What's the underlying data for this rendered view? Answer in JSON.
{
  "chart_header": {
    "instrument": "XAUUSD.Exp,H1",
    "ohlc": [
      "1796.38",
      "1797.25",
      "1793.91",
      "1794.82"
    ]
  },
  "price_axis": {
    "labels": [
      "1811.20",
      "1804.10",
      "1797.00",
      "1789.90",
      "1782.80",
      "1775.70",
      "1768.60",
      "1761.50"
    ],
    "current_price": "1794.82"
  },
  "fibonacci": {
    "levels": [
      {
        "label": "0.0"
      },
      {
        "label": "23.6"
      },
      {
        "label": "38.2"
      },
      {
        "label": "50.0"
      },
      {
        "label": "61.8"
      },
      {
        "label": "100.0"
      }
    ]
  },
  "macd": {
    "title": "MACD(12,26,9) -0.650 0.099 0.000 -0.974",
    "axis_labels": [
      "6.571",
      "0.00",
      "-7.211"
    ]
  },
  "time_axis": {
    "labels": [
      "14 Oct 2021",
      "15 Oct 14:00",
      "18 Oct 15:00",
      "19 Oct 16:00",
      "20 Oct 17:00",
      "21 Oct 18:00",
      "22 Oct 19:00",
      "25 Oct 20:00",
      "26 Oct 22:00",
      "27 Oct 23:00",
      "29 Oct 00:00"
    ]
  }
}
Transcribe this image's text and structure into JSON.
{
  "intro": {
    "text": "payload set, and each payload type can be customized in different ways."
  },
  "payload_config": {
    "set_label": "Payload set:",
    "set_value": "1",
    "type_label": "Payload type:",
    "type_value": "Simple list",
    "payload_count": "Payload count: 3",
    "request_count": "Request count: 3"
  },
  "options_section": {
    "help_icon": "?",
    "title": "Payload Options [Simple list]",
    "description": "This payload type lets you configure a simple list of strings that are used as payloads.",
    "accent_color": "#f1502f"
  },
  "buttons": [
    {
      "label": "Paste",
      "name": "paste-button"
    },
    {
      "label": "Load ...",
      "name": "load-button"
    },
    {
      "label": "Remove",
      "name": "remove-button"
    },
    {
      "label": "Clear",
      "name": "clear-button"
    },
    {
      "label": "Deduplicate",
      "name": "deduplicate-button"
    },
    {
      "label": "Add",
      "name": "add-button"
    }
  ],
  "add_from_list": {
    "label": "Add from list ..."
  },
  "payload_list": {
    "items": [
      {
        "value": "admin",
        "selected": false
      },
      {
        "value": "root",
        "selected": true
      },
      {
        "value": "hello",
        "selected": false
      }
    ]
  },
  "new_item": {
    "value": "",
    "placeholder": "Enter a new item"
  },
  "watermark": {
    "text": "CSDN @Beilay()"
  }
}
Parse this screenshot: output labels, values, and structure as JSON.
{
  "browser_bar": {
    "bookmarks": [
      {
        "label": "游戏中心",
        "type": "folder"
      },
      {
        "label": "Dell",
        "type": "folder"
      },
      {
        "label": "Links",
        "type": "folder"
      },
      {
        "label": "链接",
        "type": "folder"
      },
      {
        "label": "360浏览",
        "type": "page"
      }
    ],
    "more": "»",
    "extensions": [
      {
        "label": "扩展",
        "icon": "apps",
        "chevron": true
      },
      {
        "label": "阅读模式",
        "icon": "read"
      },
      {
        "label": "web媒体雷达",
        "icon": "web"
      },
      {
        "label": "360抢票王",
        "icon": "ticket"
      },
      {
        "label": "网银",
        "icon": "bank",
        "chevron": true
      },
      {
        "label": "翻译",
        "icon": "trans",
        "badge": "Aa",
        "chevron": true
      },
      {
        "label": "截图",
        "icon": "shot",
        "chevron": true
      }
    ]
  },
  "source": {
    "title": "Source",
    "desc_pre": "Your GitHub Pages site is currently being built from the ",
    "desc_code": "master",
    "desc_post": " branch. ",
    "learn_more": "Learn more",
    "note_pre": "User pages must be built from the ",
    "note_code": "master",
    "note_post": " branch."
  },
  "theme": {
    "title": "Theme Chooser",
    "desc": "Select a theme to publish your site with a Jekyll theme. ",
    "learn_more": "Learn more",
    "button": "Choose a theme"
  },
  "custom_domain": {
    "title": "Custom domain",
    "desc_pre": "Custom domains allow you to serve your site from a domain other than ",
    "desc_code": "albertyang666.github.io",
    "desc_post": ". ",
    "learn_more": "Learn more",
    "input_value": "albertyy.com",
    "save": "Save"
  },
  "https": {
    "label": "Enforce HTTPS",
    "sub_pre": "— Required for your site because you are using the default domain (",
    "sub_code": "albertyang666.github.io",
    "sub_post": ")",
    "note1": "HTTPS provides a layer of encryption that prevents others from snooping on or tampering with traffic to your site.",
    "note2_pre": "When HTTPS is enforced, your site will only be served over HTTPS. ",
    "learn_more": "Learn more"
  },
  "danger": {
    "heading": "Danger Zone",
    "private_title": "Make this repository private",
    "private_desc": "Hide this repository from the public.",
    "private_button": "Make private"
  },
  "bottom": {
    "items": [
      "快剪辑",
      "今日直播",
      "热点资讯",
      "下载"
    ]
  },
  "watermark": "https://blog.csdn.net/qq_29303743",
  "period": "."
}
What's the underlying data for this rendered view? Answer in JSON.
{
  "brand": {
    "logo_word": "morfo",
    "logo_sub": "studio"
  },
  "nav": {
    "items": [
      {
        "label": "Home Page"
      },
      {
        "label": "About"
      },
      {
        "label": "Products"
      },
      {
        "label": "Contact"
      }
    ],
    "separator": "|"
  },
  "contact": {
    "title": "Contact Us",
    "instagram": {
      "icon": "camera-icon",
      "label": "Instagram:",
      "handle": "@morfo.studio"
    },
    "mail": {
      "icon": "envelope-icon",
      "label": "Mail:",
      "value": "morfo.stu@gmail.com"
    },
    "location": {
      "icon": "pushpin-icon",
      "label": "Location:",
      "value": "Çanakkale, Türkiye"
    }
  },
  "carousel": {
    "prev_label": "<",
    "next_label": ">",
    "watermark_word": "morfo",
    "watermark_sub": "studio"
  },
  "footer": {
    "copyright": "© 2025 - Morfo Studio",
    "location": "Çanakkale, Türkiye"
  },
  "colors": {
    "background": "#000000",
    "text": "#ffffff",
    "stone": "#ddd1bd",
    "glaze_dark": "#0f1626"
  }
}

◆ ◆ ◆ ◆ ◆

## [DIRECTIONS]
Go through the records above and copy every line with the word "built".

## [TASK OUTPUT]
    "desc_pre": "Your GitHub Pages site is currently being built from the ",
    "note_pre": "User pages must be built from the ",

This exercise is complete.